Material for this task |
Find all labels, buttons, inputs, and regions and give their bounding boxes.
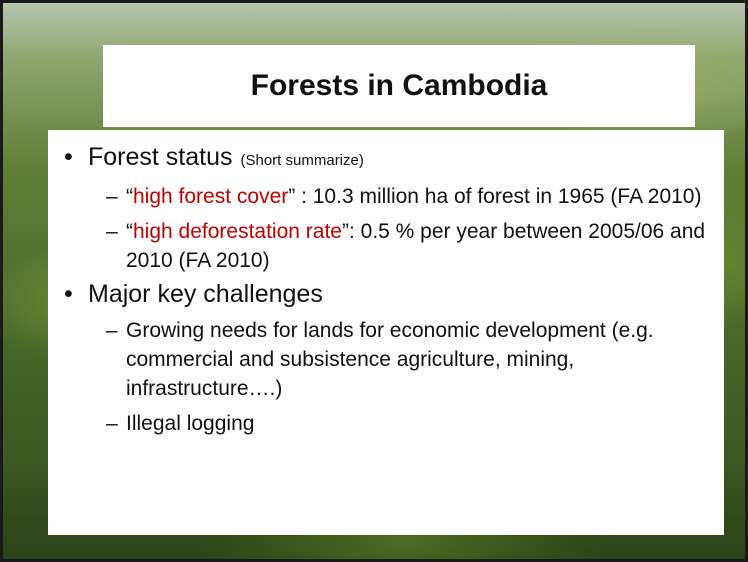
sub-bullet-text: Growing needs for lands for economic dev… bbox=[126, 319, 654, 400]
slide: Forests in Cambodia Forest status (Short … bbox=[0, 0, 748, 562]
sub-bullet: Growing needs for lands for economic dev… bbox=[78, 316, 714, 403]
content-box: Forest status (Short summarize) “high fore… bbox=[48, 130, 724, 535]
slide-title: Forests in Cambodia bbox=[251, 69, 548, 103]
highlight-text: high deforestation rate bbox=[133, 220, 342, 243]
sub-bullet-text: Illegal logging bbox=[126, 412, 254, 435]
bullet-text: Major key challenges bbox=[88, 280, 323, 308]
bullet-note: (Short summarize) bbox=[241, 152, 364, 169]
bullet-text: Forest status bbox=[88, 143, 233, 171]
title-box: Forests in Cambodia bbox=[103, 45, 695, 127]
sub-bullet: “high forest cover” : 10.3 million ha of… bbox=[78, 182, 714, 211]
quote-open: “ bbox=[126, 220, 133, 243]
sub-bullet: “high deforestation rate”: 0.5 % per yea… bbox=[78, 217, 714, 275]
quote-open: “ bbox=[126, 185, 133, 208]
highlight-text: high forest cover bbox=[133, 185, 288, 208]
bullet: Forest status (Short summarize) bbox=[58, 142, 714, 176]
sub-bullet-text: ” : 10.3 million ha of forest in 1965 (F… bbox=[288, 185, 701, 208]
bullet: Major key challenges bbox=[58, 279, 714, 310]
sub-bullet: Illegal logging bbox=[78, 409, 714, 438]
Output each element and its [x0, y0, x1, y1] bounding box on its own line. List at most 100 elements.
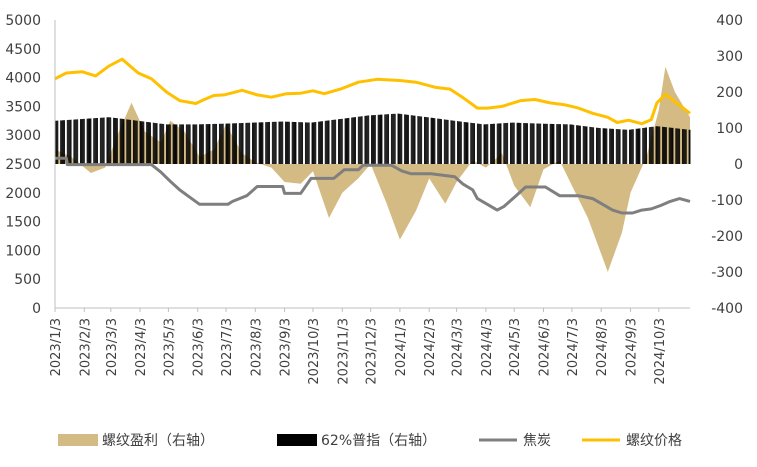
iron-ore-bar	[371, 115, 373, 164]
x-tick-label: 2024/5/3	[508, 318, 523, 376]
iron-ore-bar	[239, 123, 241, 164]
iron-ore-bar	[400, 113, 402, 164]
iron-ore-bar	[328, 120, 330, 164]
iron-ore-bar	[172, 124, 174, 164]
iron-ore-bar	[378, 114, 380, 164]
iron-ore-bar	[642, 128, 644, 164]
iron-ore-bar	[102, 117, 104, 164]
iron-ore-bar	[338, 119, 339, 164]
iron-ore-bar	[636, 128, 638, 164]
iron-ore-bar	[553, 124, 555, 164]
iron-ore-bar	[625, 129, 627, 164]
iron-ore-bar	[110, 117, 112, 164]
iron-ore-bar	[609, 128, 611, 164]
iron-ore-bar	[212, 124, 214, 164]
iron-ore-bar	[68, 119, 70, 164]
iron-ore-bar	[160, 123, 162, 164]
iron-ore-bar	[254, 122, 256, 164]
iron-ore-bar	[261, 122, 263, 164]
x-tick-label: 2024/9/3	[625, 318, 640, 376]
iron-ore-bar	[589, 126, 591, 164]
iron-ore-bar	[265, 122, 267, 164]
iron-ore-bar	[147, 122, 149, 164]
iron-ore-bar	[412, 115, 414, 164]
iron-ore-bar	[266, 122, 268, 164]
iron-ore-bar	[533, 123, 535, 164]
iron-ore-bar	[446, 119, 448, 164]
iron-ore-bar	[459, 121, 461, 164]
iron-ore-bar	[447, 119, 449, 164]
iron-ore-bar	[399, 113, 401, 164]
iron-ore-bar	[410, 115, 412, 164]
iron-ore-bar	[427, 117, 429, 164]
iron-ore-bar	[355, 117, 356, 164]
iron-ore-bar	[676, 128, 678, 164]
iron-ore-bar	[67, 119, 69, 164]
iron-ore-bar	[682, 129, 684, 164]
right-tick-label: -300	[711, 265, 743, 281]
iron-ore-bar	[497, 123, 499, 164]
iron-ore-bar	[452, 120, 454, 164]
iron-ore-bar	[407, 114, 408, 164]
iron-ore-bar	[596, 127, 597, 164]
iron-ore-bar	[201, 124, 202, 164]
x-tick-label: 2023/10/3	[307, 318, 322, 385]
iron-ore-bar	[222, 123, 224, 164]
iron-ore-bar	[552, 124, 554, 164]
iron-ore-bar	[585, 126, 587, 164]
iron-ore-bar	[583, 126, 585, 164]
iron-ore-bar	[139, 121, 141, 164]
iron-ore-bar	[228, 123, 230, 164]
iron-ore-bar	[458, 121, 459, 164]
iron-ore-bar	[655, 126, 657, 164]
iron-ore-bar	[156, 123, 158, 164]
iron-ore-bar	[478, 123, 480, 164]
iron-ore-bar	[205, 124, 207, 164]
iron-ore-bar	[414, 115, 416, 164]
iron-ore-bar	[432, 117, 434, 164]
iron-ore-bar	[180, 124, 182, 164]
left-tick-label: 3500	[5, 99, 41, 115]
iron-ore-bar	[115, 118, 117, 164]
right-tick-label: 400	[716, 13, 743, 29]
iron-ore-bar	[418, 116, 420, 164]
iron-ore-bar	[326, 120, 328, 164]
iron-ore-bar	[113, 117, 115, 164]
iron-ore-bar	[332, 119, 334, 164]
iron-ore-bar	[338, 119, 340, 164]
iron-ore-bar	[352, 117, 354, 164]
iron-ore-bar	[472, 123, 474, 164]
iron-ore-bar	[392, 113, 394, 164]
profit-area-layer	[55, 66, 690, 272]
iron-ore-bar	[650, 126, 652, 164]
iron-ore-bar	[226, 123, 228, 164]
iron-ore-bar	[281, 121, 283, 164]
iron-ore-bar	[519, 122, 521, 164]
iron-ore-bar	[108, 117, 110, 164]
iron-ore-bar	[419, 116, 421, 164]
iron-ore-bar	[603, 128, 605, 164]
iron-ore-bar	[390, 114, 392, 164]
left-tick-label: 2000	[5, 186, 41, 202]
iron-ore-bar	[245, 122, 247, 164]
iron-ore-bar	[504, 123, 506, 164]
iron-ore-bar	[334, 119, 336, 164]
iron-ore-bar	[445, 119, 447, 164]
iron-ore-bar	[513, 122, 515, 164]
iron-ore-bar	[136, 120, 138, 164]
iron-ore-bar	[480, 124, 482, 164]
legend-swatch	[277, 434, 317, 446]
iron-ore-bar	[360, 116, 362, 164]
x-tick-label: 2023/11/3	[336, 318, 351, 385]
iron-ore-bar	[119, 118, 121, 164]
iron-ore-bar	[341, 118, 343, 164]
iron-ore-bar	[372, 115, 373, 164]
iron-ore-bar	[366, 115, 368, 164]
iron-ore-bar	[63, 120, 64, 164]
iron-ore-bar	[597, 127, 599, 164]
iron-ore-bar	[483, 124, 485, 164]
iron-ore-bar	[630, 129, 632, 164]
iron-ore-bar	[166, 124, 167, 164]
iron-ore-bar	[287, 121, 288, 164]
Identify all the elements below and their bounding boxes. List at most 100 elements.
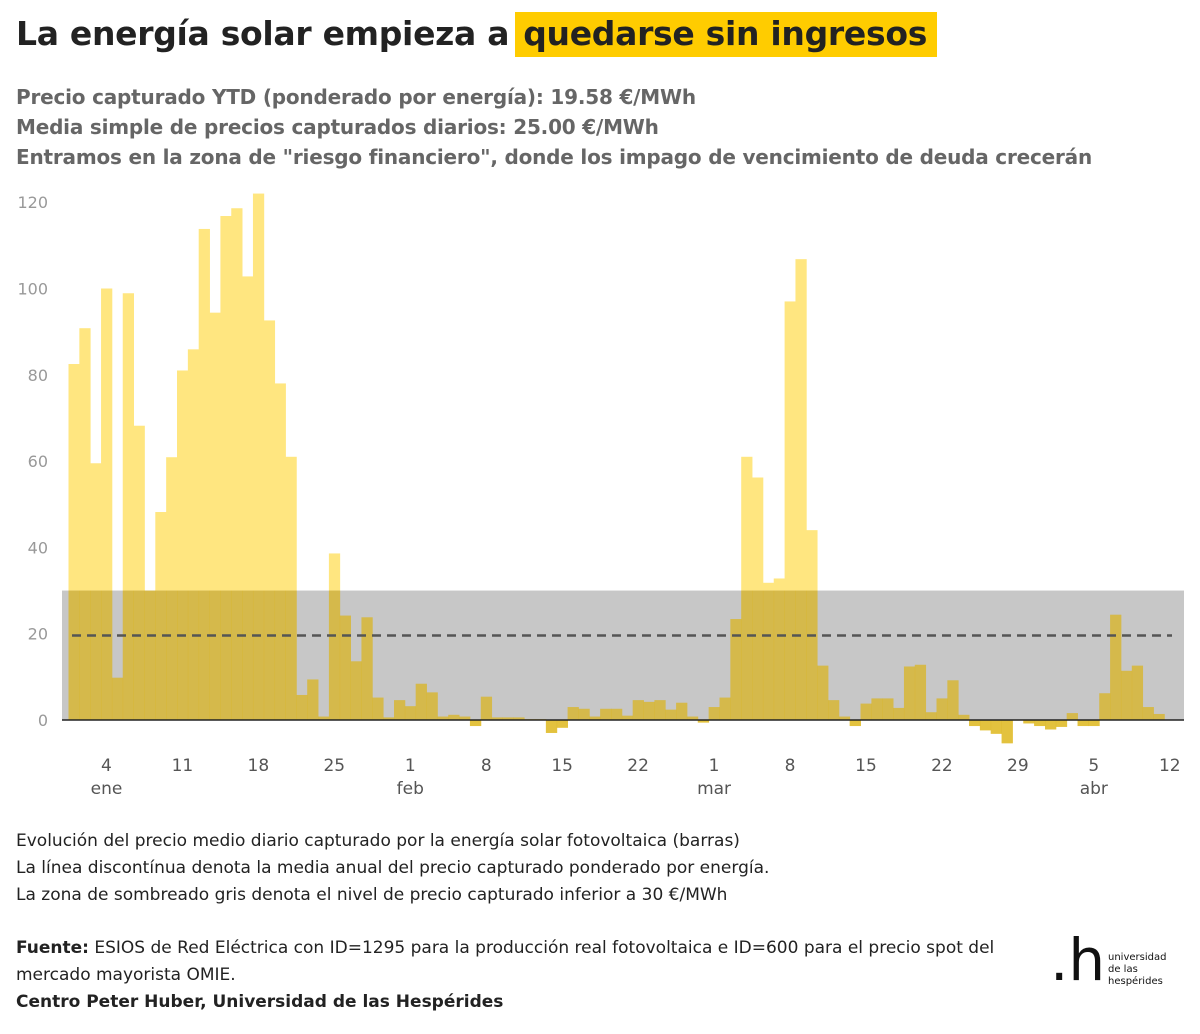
bar-in-zone [426,692,438,720]
bar-in-zone [1153,713,1165,720]
title-prefix: La energía solar empieza a [16,14,510,53]
bar-in-zone [209,590,221,720]
bar-in-zone [1142,707,1154,720]
chart-title: La energía solar empieza a quedarse sin i… [16,12,938,57]
bar [177,370,189,720]
bar-in-zone [404,706,417,720]
bar-in-zone [101,590,113,720]
bar-in-zone [394,700,406,720]
bar-in-zone [654,700,666,720]
bar-in-zone [893,707,905,720]
x-tick-label: 15 [551,756,573,776]
bar-in-zone [383,717,395,720]
bar-in-zone [79,590,91,720]
subtitle-line: Entramos en la zona de "riesgo financier… [16,145,1093,169]
bar [122,293,134,720]
bar-in-zone [1034,720,1046,727]
logo-line: universidad [1108,952,1167,963]
bar-in-zone [339,615,351,720]
bar-in-zone [242,590,254,720]
bar-in-zone [773,590,785,720]
y-tick-label: 100 [17,280,48,299]
bar-in-zone [274,590,286,720]
bar-in-zone [578,708,590,720]
bar-in-zone [1045,720,1057,730]
bar-in-zone [231,590,243,720]
bar-in-zone [1077,720,1089,727]
notes-block: Evolución del precio medio diario captur… [16,828,769,909]
bar-in-zone [860,703,872,720]
bar-in-zone [990,720,1002,734]
bar-in-zone [361,617,373,720]
bar-in-zone [903,666,916,720]
bar [795,259,807,720]
x-tick-label: 22 [627,756,649,776]
bar-in-zone [752,590,764,720]
bar-in-zone [708,707,720,720]
bar-in-zone [263,590,276,720]
bar-in-zone [122,590,134,720]
bar-in-zone [372,697,384,720]
bar-in-zone [697,720,710,723]
bar-in-zone [665,709,677,720]
x-tick-label: 8 [785,756,796,776]
bar-in-zone [469,720,482,727]
bar [784,301,796,720]
bar-in-zone [589,716,601,720]
bar-in-zone [600,708,612,720]
bar-in-zone [643,701,655,720]
x-month-label: ene [91,779,123,799]
bar-in-zone [806,590,818,720]
bar-in-zone [784,590,796,720]
x-tick-label: 8 [481,756,492,776]
y-tick-label: 120 [17,193,48,212]
x-tick-label: 12 [1159,756,1181,776]
bar-in-zone [285,590,297,720]
bar-in-zone [491,717,503,720]
bar [68,364,80,720]
bar-in-zone [686,716,699,720]
bar-in-zone [1110,614,1122,720]
x-tick-label: 22 [931,756,953,776]
bar-in-zone [936,698,948,720]
bar [252,193,265,720]
bar-in-zone [871,698,883,720]
bar-in-zone [849,720,861,727]
note-line: La línea discontínua denota la media anu… [16,858,770,878]
x-tick-label: 11 [172,756,194,776]
bar-in-zone [318,716,330,720]
bar [263,320,276,720]
logo-line: de las [1108,964,1138,975]
bar-chart: 120 100 80 60 40 20 0 4 ene 11 18 25 1 feb 8 15 22 1 mar 8 1… [17,193,1184,799]
bar-in-zone [166,590,178,720]
bar [209,312,221,720]
bar-in-zone [1001,720,1013,744]
bar-in-zone [795,590,807,720]
bar-in-zone [513,717,525,720]
bar-in-zone [502,717,514,720]
bar-in-zone [1131,665,1144,720]
bar-in-zone [155,590,167,720]
bar [285,456,297,720]
y-tick-label: 0 [38,711,48,730]
x-tick-label: 4 [101,756,112,776]
x-tick-label: 18 [248,756,270,776]
bar-in-zone [459,716,471,720]
source-block: Fuente: ESIOS de Red Eléctrica con ID=12… [16,935,1026,1016]
bar [274,383,286,720]
source-body: ESIOS de Red Eléctrica con ID=1295 para … [16,938,995,985]
note-line: La zona de sombreado gris denota el nive… [16,885,728,905]
bar [220,216,232,720]
bar-in-zone [1066,713,1078,720]
bar-in-zone [480,696,493,720]
bar [741,456,753,720]
x-month-label: mar [697,779,731,799]
bar-in-zone [632,700,644,720]
bar-in-zone [252,590,265,720]
x-tick-label: 25 [323,756,345,776]
bar-in-zone [1088,720,1100,727]
x-month-label: abr [1080,779,1108,799]
x-month-label: feb [397,779,424,799]
bar-in-zone [437,716,449,720]
bar-in-zone [133,590,145,720]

Requirements | Could you reproduce verbatim the lines of the entries beginning at the one containing "sub-bullet-text: Growing needs" and stopping after the one containing "Output each element"?

Full solution |
sub-bullet-text: Growing needs for lands for economic dev… bbox=[126, 319, 654, 400]
slide: Forests in Cambodia Forest status (Short … bbox=[0, 0, 748, 562]
sub-bullet: Growing needs for lands for economic dev… bbox=[78, 316, 714, 403]
content-box: Forest status (Short summarize) “high fore… bbox=[48, 130, 724, 535]
slide-title: Forests in Cambodia bbox=[251, 69, 548, 103]
highlight-text: high deforestation rate bbox=[133, 220, 342, 243]
sub-bullet-text: Illegal logging bbox=[126, 412, 254, 435]
bullet-text: Major key challenges bbox=[88, 280, 323, 308]
bullet-note: (Short summarize) bbox=[241, 152, 364, 169]
bullet-text: Forest status bbox=[88, 143, 233, 171]
title-box: Forests in Cambodia bbox=[103, 45, 695, 127]
sub-bullet: “high forest cover” : 10.3 million ha of… bbox=[78, 182, 714, 211]
quote-open: “ bbox=[126, 220, 133, 243]
sub-bullet: “high deforestation rate”: 0.5 % per yea… bbox=[78, 217, 714, 275]
quote-open: “ bbox=[126, 185, 133, 208]
highlight-text: high forest cover bbox=[133, 185, 288, 208]
bullet: Forest status (Short summarize) bbox=[58, 142, 714, 176]
sub-bullet-text: ” : 10.3 million ha of forest in 1965 (F… bbox=[288, 185, 701, 208]
bullet: Major key challenges bbox=[58, 279, 714, 310]
sub-bullet: Illegal logging bbox=[78, 409, 714, 438]
Output each element and its [x0, y0, x1, y1] bounding box on its own line. List at most 100 elements.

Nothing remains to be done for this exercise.